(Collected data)
_ _ _
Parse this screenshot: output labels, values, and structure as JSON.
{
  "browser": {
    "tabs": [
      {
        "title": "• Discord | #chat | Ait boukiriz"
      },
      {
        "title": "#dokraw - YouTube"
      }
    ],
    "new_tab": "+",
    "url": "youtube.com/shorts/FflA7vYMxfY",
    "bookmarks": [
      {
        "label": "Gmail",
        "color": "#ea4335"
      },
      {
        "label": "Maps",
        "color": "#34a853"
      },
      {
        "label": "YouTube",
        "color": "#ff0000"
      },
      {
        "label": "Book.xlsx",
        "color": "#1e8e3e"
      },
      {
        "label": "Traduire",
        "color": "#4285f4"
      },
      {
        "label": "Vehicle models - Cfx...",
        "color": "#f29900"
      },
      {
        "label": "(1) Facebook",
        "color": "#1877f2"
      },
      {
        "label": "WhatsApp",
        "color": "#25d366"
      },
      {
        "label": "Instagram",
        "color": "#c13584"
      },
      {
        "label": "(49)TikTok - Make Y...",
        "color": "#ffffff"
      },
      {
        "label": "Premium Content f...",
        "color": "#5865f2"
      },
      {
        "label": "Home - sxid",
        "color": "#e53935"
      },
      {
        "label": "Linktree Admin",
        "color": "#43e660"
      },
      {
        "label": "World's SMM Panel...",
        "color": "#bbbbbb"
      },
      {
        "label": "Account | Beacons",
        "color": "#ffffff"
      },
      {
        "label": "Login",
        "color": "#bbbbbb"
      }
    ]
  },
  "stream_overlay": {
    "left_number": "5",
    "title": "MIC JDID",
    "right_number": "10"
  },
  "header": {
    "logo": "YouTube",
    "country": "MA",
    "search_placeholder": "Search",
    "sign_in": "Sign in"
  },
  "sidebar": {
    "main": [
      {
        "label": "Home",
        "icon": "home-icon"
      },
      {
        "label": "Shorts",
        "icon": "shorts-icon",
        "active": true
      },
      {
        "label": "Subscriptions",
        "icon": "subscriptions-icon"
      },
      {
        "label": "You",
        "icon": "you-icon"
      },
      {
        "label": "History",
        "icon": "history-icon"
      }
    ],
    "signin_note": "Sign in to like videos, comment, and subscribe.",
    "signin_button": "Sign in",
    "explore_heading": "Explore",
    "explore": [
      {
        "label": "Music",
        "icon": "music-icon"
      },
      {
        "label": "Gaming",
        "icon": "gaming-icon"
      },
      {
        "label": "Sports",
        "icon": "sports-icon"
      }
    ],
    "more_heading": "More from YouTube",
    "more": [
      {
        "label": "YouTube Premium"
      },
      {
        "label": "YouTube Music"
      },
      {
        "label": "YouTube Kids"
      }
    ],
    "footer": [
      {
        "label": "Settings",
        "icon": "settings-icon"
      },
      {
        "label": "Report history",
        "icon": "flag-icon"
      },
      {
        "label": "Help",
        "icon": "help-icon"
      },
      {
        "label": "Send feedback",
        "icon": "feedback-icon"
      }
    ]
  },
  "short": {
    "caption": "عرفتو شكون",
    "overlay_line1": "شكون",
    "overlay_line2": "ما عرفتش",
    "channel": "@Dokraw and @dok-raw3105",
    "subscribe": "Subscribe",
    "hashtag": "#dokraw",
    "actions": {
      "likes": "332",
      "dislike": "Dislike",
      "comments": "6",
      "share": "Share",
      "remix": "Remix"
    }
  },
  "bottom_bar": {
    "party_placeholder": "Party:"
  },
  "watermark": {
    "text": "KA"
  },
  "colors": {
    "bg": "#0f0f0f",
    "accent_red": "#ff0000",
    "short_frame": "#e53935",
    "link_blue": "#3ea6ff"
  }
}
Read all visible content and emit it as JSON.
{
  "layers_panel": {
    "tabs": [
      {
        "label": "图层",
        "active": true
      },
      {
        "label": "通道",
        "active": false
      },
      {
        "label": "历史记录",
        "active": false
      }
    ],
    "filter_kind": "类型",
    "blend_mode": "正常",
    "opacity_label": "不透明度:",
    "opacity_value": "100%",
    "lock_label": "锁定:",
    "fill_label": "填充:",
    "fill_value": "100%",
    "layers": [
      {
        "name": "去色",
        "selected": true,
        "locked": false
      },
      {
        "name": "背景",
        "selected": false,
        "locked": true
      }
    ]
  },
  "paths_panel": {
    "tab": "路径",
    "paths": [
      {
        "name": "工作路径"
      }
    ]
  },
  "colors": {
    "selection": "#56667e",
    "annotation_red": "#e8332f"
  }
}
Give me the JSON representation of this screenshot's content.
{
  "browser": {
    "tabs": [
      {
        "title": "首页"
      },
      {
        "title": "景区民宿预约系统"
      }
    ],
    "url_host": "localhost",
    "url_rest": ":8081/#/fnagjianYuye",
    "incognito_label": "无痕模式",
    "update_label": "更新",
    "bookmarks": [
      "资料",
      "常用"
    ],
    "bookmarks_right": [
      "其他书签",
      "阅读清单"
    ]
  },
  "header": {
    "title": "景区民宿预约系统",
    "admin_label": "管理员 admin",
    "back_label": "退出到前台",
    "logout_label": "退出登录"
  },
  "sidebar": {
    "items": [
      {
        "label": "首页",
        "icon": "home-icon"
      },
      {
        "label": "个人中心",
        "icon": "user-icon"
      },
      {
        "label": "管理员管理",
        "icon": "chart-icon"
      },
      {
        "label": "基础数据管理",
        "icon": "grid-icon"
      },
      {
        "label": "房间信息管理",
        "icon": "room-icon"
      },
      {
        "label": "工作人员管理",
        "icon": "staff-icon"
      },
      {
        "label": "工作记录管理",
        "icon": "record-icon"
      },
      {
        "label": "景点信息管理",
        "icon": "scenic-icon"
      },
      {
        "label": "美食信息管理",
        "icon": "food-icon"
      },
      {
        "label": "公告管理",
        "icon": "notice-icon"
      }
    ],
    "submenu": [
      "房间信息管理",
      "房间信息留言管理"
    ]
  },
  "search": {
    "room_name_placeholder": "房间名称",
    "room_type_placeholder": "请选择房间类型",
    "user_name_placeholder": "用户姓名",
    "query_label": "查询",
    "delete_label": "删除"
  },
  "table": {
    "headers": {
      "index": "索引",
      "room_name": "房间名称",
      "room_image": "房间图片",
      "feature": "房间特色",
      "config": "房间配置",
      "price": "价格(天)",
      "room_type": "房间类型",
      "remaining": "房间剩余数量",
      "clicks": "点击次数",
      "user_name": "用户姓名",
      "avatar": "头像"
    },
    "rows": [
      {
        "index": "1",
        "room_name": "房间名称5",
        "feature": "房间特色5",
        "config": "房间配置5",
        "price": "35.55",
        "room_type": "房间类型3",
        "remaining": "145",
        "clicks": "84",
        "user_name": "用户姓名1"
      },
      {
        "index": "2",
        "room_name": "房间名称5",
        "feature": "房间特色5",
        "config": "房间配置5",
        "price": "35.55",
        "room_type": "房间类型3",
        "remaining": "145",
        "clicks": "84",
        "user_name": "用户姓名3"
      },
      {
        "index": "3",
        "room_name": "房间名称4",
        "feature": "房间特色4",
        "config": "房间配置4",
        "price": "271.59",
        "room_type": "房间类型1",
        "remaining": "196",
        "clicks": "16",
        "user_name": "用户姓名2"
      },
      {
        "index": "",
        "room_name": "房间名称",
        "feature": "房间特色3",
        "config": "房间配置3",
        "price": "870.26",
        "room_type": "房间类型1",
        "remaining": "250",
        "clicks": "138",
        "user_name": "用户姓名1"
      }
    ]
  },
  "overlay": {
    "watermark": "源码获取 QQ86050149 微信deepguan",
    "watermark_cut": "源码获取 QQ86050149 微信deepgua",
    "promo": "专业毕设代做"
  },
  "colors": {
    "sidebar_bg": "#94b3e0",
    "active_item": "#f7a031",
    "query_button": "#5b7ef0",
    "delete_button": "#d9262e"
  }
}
_ _ _
■ Task brief
Print the material verbatim, all of it.

■ Task result
Parse this screenshot: output labels, values, and structure as JSON.
{
  "browser": {
    "tabs": [
      {
        "title": "• Discord | #chat | Ait boukiriz"
      },
      {
        "title": "#dokraw - YouTube"
      }
    ],
    "new_tab": "+",
    "url": "youtube.com/shorts/FflA7vYMxfY",
    "bookmarks": [
      {
        "label": "Gmail",
        "color": "#ea4335"
      },
      {
        "label": "Maps",
        "color": "#34a853"
      },
      {
        "label": "YouTube",
        "color": "#ff0000"
      },
      {
        "label": "Book.xlsx",
        "color": "#1e8e3e"
      },
      {
        "label": "Traduire",
        "color": "#4285f4"
      },
      {
        "label": "Vehicle models - Cfx...",
        "color": "#f29900"
      },
      {
        "label": "(1) Facebook",
        "color": "#1877f2"
      },
      {
        "label": "WhatsApp",
        "color": "#25d366"
      },
      {
        "label": "Instagram",
        "color": "#c13584"
      },
      {
        "label": "(49)TikTok - Make Y...",
        "color": "#ffffff"
      },
      {
        "label": "Premium Content f...",
        "color": "#5865f2"
      },
      {
        "label": "Home - sxid",
        "color": "#e53935"
      },
      {
        "label": "Linktree Admin",
        "color": "#43e660"
      },
      {
        "label": "World's SMM Panel...",
        "color": "#bbbbbb"
      },
      {
        "label": "Account | Beacons",
        "color": "#ffffff"
      },
      {
        "label": "Login",
        "color": "#bbbbbb"
      }
    ]
  },
  "stream_overlay": {
    "left_number": "5",
    "title": "MIC JDID",
    "right_number": "10"
  },
  "header": {
    "logo": "YouTube",
    "country": "MA",
    "search_placeholder": "Search",
    "sign_in": "Sign in"
  },
  "sidebar": {
    "main": [
      {
        "label": "Home",
        "icon": "home-icon"
      },
      {
        "label": "Shorts",
        "icon": "shorts-icon",
        "active": true
      },
      {
        "label": "Subscriptions",
        "icon": "subscriptions-icon"
      },
      {
        "label": "You",
        "icon": "you-icon"
      },
      {
        "label": "History",
        "icon": "history-icon"
      }
    ],
    "signin_note": "Sign in to like videos, comment, and subscribe.",
    "signin_button": "Sign in",
    "explore_heading": "Explore",
    "explore": [
      {
        "label": "Music",
        "icon": "music-icon"
      },
      {
        "label": "Gaming",
        "icon": "gaming-icon"
      },
      {
        "label": "Sports",
        "icon": "sports-icon"
      }
    ],
    "more_heading": "More from YouTube",
    "more": [
      {
        "label": "YouTube Premium"
      },
      {
        "label": "YouTube Music"
      },
      {
        "label": "YouTube Kids"
      }
    ],
    "footer": [
      {
        "label": "Settings",
        "icon": "settings-icon"
      },
      {
        "label": "Report history",
        "icon": "flag-icon"
      },
      {
        "label": "Help",
        "icon": "help-icon"
      },
      {
        "label": "Send feedback",
        "icon": "feedback-icon"
      }
    ]
  },
  "short": {
    "caption": "عرفتو شكون",
    "overlay_line1": "شكون",
    "overlay_line2": "ما عرفتش",
    "channel": "@Dokraw and @dok-raw3105",
    "subscribe": "Subscribe",
    "hashtag": "#dokraw",
    "actions": {
      "likes": "332",
      "dislike": "Dislike",
      "comments": "6",
      "share": "Share",
      "remix": "Remix"
    }
  },
  "bottom_bar": {
    "party_placeholder": "Party:"
  },
  "watermark": {
    "text": "KA"
  },
  "colors": {
    "bg": "#0f0f0f",
    "accent_red": "#ff0000",
    "short_frame": "#e53935",
    "link_blue": "#3ea6ff"
  }
}
Read all visible content and emit it as JSON.
{
  "layers_panel": {
    "tabs": [
      {
        "label": "图层",
        "active": true
      },
      {
        "label": "通道",
        "active": false
      },
      {
        "label": "历史记录",
        "active": false
      }
    ],
    "filter_kind": "类型",
    "blend_mode": "正常",
    "opacity_label": "不透明度:",
    "opacity_value": "100%",
    "lock_label": "锁定:",
    "fill_label": "填充:",
    "fill_value": "100%",
    "layers": [
      {
        "name": "去色",
        "selected": true,
        "locked": false
      },
      {
        "name": "背景",
        "selected": false,
        "locked": true
      }
    ]
  },
  "paths_panel": {
    "tab": "路径",
    "paths": [
      {
        "name": "工作路径"
      }
    ]
  },
  "colors": {
    "selection": "#56667e",
    "annotation_red": "#e8332f"
  }
}
Give me the JSON representation of this screenshot's content.
{
  "browser": {
    "tabs": [
      {
        "title": "首页"
      },
      {
        "title": "景区民宿预约系统"
      }
    ],
    "url_host": "localhost",
    "url_rest": ":8081/#/fnagjianYuye",
    "incognito_label": "无痕模式",
    "update_label": "更新",
    "bookmarks": [
      "资料",
      "常用"
    ],
    "bookmarks_right": [
      "其他书签",
      "阅读清单"
    ]
  },
  "header": {
    "title": "景区民宿预约系统",
    "admin_label": "管理员 admin",
    "back_label": "退出到前台",
    "logout_label": "退出登录"
  },
  "sidebar": {
    "items": [
      {
        "label": "首页",
        "icon": "home-icon"
      },
      {
        "label": "个人中心",
        "icon": "user-icon"
      },
      {
        "label": "管理员管理",
        "icon": "chart-icon"
      },
      {
        "label": "基础数据管理",
        "icon": "grid-icon"
      },
      {
        "label": "房间信息管理",
        "icon": "room-icon"
      },
      {
        "label": "工作人员管理",
        "icon": "staff-icon"
      },
      {
        "label": "工作记录管理",
        "icon": "record-icon"
      },
      {
        "label": "景点信息管理",
        "icon": "scenic-icon"
      },
      {
        "label": "美食信息管理",
        "icon": "food-icon"
      },
      {
        "label": "公告管理",
        "icon": "notice-icon"
      }
    ],
    "submenu": [
      "房间信息管理",
      "房间信息留言管理"
    ]
  },
  "search": {
    "room_name_placeholder": "房间名称",
    "room_type_placeholder": "请选择房间类型",
    "user_name_placeholder": "用户姓名",
    "query_label": "查询",
    "delete_label": "删除"
  },
  "table": {
    "headers": {
      "index": "索引",
      "room_name": "房间名称",
      "room_image": "房间图片",
      "feature": "房间特色",
      "config": "房间配置",
      "price": "价格(天)",
      "room_type": "房间类型",
      "remaining": "房间剩余数量",
      "clicks": "点击次数",
      "user_name": "用户姓名",
      "avatar": "头像"
    },
    "rows": [
      {
        "index": "1",
        "room_name": "房间名称5",
        "feature": "房间特色5",
        "config": "房间配置5",
        "price": "35.55",
        "room_type": "房间类型3",
        "remaining": "145",
        "clicks": "84",
        "user_name": "用户姓名1"
      },
      {
        "index": "2",
        "room_name": "房间名称5",
        "feature": "房间特色5",
        "config": "房间配置5",
        "price": "35.55",
        "room_type": "房间类型3",
        "remaining": "145",
        "clicks": "84",
        "user_name": "用户姓名3"
      },
      {
        "index": "3",
        "room_name": "房间名称4",
        "feature": "房间特色4",
        "config": "房间配置4",
        "price": "271.59",
        "room_type": "房间类型1",
        "remaining": "196",
        "clicks": "16",
        "user_name": "用户姓名2"
      },
      {
        "index": "",
        "room_name": "房间名称",
        "feature": "房间特色3",
        "config": "房间配置3",
        "price": "870.26",
        "room_type": "房间类型1",
        "remaining": "250",
        "clicks": "138",
        "user_name": "用户姓名1"
      }
    ]
  },
  "overlay": {
    "watermark": "源码获取 QQ86050149 微信deepguan",
    "watermark_cut": "源码获取 QQ86050149 微信deepgua",
    "promo": "专业毕设代做"
  },
  "colors": {
    "sidebar_bg": "#94b3e0",
    "active_item": "#f7a031",
    "query_button": "#5b7ef0",
    "delete_button": "#d9262e"
  }
}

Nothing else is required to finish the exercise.